Work to do:
Look for "text" in the listing below. Gather each line that contains it.

Available records:
..............................

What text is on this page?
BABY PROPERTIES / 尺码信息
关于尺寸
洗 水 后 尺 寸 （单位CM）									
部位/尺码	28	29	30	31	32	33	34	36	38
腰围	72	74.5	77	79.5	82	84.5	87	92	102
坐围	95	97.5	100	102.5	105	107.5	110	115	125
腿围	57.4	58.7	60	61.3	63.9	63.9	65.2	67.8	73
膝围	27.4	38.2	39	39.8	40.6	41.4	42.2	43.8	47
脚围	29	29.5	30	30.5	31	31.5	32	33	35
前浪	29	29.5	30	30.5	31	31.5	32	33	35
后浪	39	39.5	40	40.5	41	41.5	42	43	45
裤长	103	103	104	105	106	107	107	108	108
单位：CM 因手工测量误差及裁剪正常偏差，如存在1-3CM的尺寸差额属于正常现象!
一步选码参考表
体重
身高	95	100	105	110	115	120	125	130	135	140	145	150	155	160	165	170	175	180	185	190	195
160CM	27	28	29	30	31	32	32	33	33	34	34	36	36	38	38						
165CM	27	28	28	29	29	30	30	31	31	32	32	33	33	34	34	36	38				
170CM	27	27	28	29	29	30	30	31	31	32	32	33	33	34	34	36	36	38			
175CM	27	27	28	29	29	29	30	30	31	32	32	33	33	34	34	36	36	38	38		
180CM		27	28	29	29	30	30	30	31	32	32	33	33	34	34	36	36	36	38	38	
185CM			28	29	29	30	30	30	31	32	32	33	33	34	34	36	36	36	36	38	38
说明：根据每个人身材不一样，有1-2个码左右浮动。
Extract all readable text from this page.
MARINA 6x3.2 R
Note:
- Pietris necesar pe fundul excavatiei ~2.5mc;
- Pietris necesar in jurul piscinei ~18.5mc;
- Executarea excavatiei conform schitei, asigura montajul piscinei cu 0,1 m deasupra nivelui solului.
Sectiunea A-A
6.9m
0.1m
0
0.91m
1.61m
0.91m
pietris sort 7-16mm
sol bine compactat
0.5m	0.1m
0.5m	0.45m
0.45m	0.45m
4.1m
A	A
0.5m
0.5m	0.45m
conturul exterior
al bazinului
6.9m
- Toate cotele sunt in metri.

..............................

Result of this exercise:
What text is on this page?
Extract all readable text from this page.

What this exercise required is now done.